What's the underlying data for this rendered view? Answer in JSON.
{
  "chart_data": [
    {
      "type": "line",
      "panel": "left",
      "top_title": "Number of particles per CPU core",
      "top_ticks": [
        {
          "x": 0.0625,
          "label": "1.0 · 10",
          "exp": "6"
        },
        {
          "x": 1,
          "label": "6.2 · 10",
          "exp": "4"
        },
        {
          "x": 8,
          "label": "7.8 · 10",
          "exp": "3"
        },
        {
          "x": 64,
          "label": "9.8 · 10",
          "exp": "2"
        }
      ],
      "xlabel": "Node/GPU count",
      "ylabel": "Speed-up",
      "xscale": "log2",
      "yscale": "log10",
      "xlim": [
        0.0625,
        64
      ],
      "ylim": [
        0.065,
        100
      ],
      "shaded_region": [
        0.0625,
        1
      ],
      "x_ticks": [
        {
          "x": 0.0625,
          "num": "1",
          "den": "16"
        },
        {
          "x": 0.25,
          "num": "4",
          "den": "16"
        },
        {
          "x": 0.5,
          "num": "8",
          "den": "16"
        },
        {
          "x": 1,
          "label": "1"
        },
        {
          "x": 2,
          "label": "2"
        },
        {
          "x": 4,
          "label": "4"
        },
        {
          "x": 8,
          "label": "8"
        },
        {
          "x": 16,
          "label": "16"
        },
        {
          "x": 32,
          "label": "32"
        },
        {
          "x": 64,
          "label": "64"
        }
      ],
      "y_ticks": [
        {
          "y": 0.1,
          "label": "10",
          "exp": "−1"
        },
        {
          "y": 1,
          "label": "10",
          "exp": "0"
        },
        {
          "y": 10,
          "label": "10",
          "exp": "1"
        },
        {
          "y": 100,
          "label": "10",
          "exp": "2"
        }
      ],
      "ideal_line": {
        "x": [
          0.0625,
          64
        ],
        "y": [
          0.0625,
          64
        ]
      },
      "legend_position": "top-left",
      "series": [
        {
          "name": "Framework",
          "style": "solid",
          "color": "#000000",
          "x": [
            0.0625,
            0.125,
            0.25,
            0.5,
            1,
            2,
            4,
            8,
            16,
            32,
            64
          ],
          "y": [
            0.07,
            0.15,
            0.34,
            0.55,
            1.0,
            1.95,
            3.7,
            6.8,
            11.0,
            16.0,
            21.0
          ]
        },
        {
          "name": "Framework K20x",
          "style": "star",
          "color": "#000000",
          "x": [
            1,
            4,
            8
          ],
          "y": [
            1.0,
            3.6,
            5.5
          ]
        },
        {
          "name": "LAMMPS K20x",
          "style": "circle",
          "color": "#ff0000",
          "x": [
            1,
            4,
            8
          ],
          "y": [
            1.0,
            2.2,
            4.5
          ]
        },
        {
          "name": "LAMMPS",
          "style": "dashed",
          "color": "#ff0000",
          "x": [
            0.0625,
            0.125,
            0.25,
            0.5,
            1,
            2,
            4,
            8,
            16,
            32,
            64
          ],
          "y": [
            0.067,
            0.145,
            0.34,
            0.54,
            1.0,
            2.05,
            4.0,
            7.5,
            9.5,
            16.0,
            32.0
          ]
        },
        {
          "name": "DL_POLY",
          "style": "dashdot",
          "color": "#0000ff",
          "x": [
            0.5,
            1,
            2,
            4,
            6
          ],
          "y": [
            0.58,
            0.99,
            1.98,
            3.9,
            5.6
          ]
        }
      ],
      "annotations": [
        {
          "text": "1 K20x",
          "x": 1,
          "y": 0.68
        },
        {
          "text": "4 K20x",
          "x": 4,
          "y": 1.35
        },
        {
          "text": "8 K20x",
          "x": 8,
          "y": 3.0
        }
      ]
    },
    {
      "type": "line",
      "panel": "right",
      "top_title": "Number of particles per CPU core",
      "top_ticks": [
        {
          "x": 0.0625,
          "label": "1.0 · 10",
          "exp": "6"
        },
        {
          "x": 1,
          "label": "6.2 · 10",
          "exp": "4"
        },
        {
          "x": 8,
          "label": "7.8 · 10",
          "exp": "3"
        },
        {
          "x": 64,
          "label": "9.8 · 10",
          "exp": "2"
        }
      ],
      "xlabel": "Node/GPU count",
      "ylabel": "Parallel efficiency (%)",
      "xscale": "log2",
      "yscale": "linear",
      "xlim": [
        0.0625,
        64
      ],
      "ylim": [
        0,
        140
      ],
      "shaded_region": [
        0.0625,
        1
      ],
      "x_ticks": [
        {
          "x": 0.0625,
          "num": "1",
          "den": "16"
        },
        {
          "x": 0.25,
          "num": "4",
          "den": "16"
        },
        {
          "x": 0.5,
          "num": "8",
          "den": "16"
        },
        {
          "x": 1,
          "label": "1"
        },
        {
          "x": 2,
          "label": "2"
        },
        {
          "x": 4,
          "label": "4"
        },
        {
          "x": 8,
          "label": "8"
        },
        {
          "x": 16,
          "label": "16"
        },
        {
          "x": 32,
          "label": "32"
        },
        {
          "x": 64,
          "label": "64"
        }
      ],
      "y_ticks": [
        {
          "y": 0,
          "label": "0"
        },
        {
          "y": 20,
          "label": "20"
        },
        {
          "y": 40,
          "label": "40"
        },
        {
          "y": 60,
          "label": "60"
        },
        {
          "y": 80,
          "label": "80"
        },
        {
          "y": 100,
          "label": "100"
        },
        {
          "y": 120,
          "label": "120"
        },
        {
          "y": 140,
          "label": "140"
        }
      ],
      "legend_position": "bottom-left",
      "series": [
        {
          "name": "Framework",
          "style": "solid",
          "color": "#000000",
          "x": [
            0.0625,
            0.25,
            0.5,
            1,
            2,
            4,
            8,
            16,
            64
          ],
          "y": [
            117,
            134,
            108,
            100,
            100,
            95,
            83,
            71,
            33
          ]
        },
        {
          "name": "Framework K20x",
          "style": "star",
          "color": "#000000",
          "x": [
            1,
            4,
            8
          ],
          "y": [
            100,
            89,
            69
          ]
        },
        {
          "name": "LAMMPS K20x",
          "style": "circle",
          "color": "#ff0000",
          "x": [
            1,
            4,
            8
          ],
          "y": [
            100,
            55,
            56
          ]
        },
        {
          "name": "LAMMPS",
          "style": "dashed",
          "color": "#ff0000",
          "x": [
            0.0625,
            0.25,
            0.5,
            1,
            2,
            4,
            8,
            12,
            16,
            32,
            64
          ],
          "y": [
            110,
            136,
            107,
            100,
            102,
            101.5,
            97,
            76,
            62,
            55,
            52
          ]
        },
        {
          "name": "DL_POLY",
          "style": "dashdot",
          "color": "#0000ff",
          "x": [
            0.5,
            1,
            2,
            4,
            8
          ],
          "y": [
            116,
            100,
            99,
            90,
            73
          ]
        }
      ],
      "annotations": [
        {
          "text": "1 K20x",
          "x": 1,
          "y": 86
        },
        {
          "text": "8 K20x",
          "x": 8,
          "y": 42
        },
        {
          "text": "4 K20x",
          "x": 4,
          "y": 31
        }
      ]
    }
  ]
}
•••
● PROBLEM REQUIREMENTS
Give the listing again, word for word.

● SOLVED EXERCISE
What's the underlying data for this rendered view? Answer in JSON.
{
  "chart_data": [
    {
      "type": "line",
      "panel": "left",
      "top_title": "Number of particles per CPU core",
      "top_ticks": [
        {
          "x": 0.0625,
          "label": "1.0 · 10",
          "exp": "6"
        },
        {
          "x": 1,
          "label": "6.2 · 10",
          "exp": "4"
        },
        {
          "x": 8,
          "label": "7.8 · 10",
          "exp": "3"
        },
        {
          "x": 64,
          "label": "9.8 · 10",
          "exp": "2"
        }
      ],
      "xlabel": "Node/GPU count",
      "ylabel": "Speed-up",
      "xscale": "log2",
      "yscale": "log10",
      "xlim": [
        0.0625,
        64
      ],
      "ylim": [
        0.065,
        100
      ],
      "shaded_region": [
        0.0625,
        1
      ],
      "x_ticks": [
        {
          "x": 0.0625,
          "num": "1",
          "den": "16"
        },
        {
          "x": 0.25,
          "num": "4",
          "den": "16"
        },
        {
          "x": 0.5,
          "num": "8",
          "den": "16"
        },
        {
          "x": 1,
          "label": "1"
        },
        {
          "x": 2,
          "label": "2"
        },
        {
          "x": 4,
          "label": "4"
        },
        {
          "x": 8,
          "label": "8"
        },
        {
          "x": 16,
          "label": "16"
        },
        {
          "x": 32,
          "label": "32"
        },
        {
          "x": 64,
          "label": "64"
        }
      ],
      "y_ticks": [
        {
          "y": 0.1,
          "label": "10",
          "exp": "−1"
        },
        {
          "y": 1,
          "label": "10",
          "exp": "0"
        },
        {
          "y": 10,
          "label": "10",
          "exp": "1"
        },
        {
          "y": 100,
          "label": "10",
          "exp": "2"
        }
      ],
      "ideal_line": {
        "x": [
          0.0625,
          64
        ],
        "y": [
          0.0625,
          64
        ]
      },
      "legend_position": "top-left",
      "series": [
        {
          "name": "Framework",
          "style": "solid",
          "color": "#000000",
          "x": [
            0.0625,
            0.125,
            0.25,
            0.5,
            1,
            2,
            4,
            8,
            16,
            32,
            64
          ],
          "y": [
            0.07,
            0.15,
            0.34,
            0.55,
            1.0,
            1.95,
            3.7,
            6.8,
            11.0,
            16.0,
            21.0
          ]
        },
        {
          "name": "Framework K20x",
          "style": "star",
          "color": "#000000",
          "x": [
            1,
            4,
            8
          ],
          "y": [
            1.0,
            3.6,
            5.5
          ]
        },
        {
          "name": "LAMMPS K20x",
          "style": "circle",
          "color": "#ff0000",
          "x": [
            1,
            4,
            8
          ],
          "y": [
            1.0,
            2.2,
            4.5
          ]
        },
        {
          "name": "LAMMPS",
          "style": "dashed",
          "color": "#ff0000",
          "x": [
            0.0625,
            0.125,
            0.25,
            0.5,
            1,
            2,
            4,
            8,
            16,
            32,
            64
          ],
          "y": [
            0.067,
            0.145,
            0.34,
            0.54,
            1.0,
            2.05,
            4.0,
            7.5,
            9.5,
            16.0,
            32.0
          ]
        },
        {
          "name": "DL_POLY",
          "style": "dashdot",
          "color": "#0000ff",
          "x": [
            0.5,
            1,
            2,
            4,
            6
          ],
          "y": [
            0.58,
            0.99,
            1.98,
            3.9,
            5.6
          ]
        }
      ],
      "annotations": [
        {
          "text": "1 K20x",
          "x": 1,
          "y": 0.68
        },
        {
          "text": "4 K20x",
          "x": 4,
          "y": 1.35
        },
        {
          "text": "8 K20x",
          "x": 8,
          "y": 3.0
        }
      ]
    },
    {
      "type": "line",
      "panel": "right",
      "top_title": "Number of particles per CPU core",
      "top_ticks": [
        {
          "x": 0.0625,
          "label": "1.0 · 10",
          "exp": "6"
        },
        {
          "x": 1,
          "label": "6.2 · 10",
          "exp": "4"
        },
        {
          "x": 8,
          "label": "7.8 · 10",
          "exp": "3"
        },
        {
          "x": 64,
          "label": "9.8 · 10",
          "exp": "2"
        }
      ],
      "xlabel": "Node/GPU count",
      "ylabel": "Parallel efficiency (%)",
      "xscale": "log2",
      "yscale": "linear",
      "xlim": [
        0.0625,
        64
      ],
      "ylim": [
        0,
        140
      ],
      "shaded_region": [
        0.0625,
        1
      ],
      "x_ticks": [
        {
          "x": 0.0625,
          "num": "1",
          "den": "16"
        },
        {
          "x": 0.25,
          "num": "4",
          "den": "16"
        },
        {
          "x": 0.5,
          "num": "8",
          "den": "16"
        },
        {
          "x": 1,
          "label": "1"
        },
        {
          "x": 2,
          "label": "2"
        },
        {
          "x": 4,
          "label": "4"
        },
        {
          "x": 8,
          "label": "8"
        },
        {
          "x": 16,
          "label": "16"
        },
        {
          "x": 32,
          "label": "32"
        },
        {
          "x": 64,
          "label": "64"
        }
      ],
      "y_ticks": [
        {
          "y": 0,
          "label": "0"
        },
        {
          "y": 20,
          "label": "20"
        },
        {
          "y": 40,
          "label": "40"
        },
        {
          "y": 60,
          "label": "60"
        },
        {
          "y": 80,
          "label": "80"
        },
        {
          "y": 100,
          "label": "100"
        },
        {
          "y": 120,
          "label": "120"
        },
        {
          "y": 140,
          "label": "140"
        }
      ],
      "legend_position": "bottom-left",
      "series": [
        {
          "name": "Framework",
          "style": "solid",
          "color": "#000000",
          "x": [
            0.0625,
            0.25,
            0.5,
            1,
            2,
            4,
            8,
            16,
            64
          ],
          "y": [
            117,
            134,
            108,
            100,
            100,
            95,
            83,
            71,
            33
          ]
        },
        {
          "name": "Framework K20x",
          "style": "star",
          "color": "#000000",
          "x": [
            1,
            4,
            8
          ],
          "y": [
            100,
            89,
            69
          ]
        },
        {
          "name": "LAMMPS K20x",
          "style": "circle",
          "color": "#ff0000",
          "x": [
            1,
            4,
            8
          ],
          "y": [
            100,
            55,
            56
          ]
        },
        {
          "name": "LAMMPS",
          "style": "dashed",
          "color": "#ff0000",
          "x": [
            0.0625,
            0.25,
            0.5,
            1,
            2,
            4,
            8,
            12,
            16,
            32,
            64
          ],
          "y": [
            110,
            136,
            107,
            100,
            102,
            101.5,
            97,
            76,
            62,
            55,
            52
          ]
        },
        {
          "name": "DL_POLY",
          "style": "dashdot",
          "color": "#0000ff",
          "x": [
            0.5,
            1,
            2,
            4,
            8
          ],
          "y": [
            116,
            100,
            99,
            90,
            73
          ]
        }
      ],
      "annotations": [
        {
          "text": "1 K20x",
          "x": 1,
          "y": 86
        },
        {
          "text": "8 K20x",
          "x": 8,
          "y": 42
        },
        {
          "text": "4 K20x",
          "x": 4,
          "y": 31
        }
      ]
    }
  ]
}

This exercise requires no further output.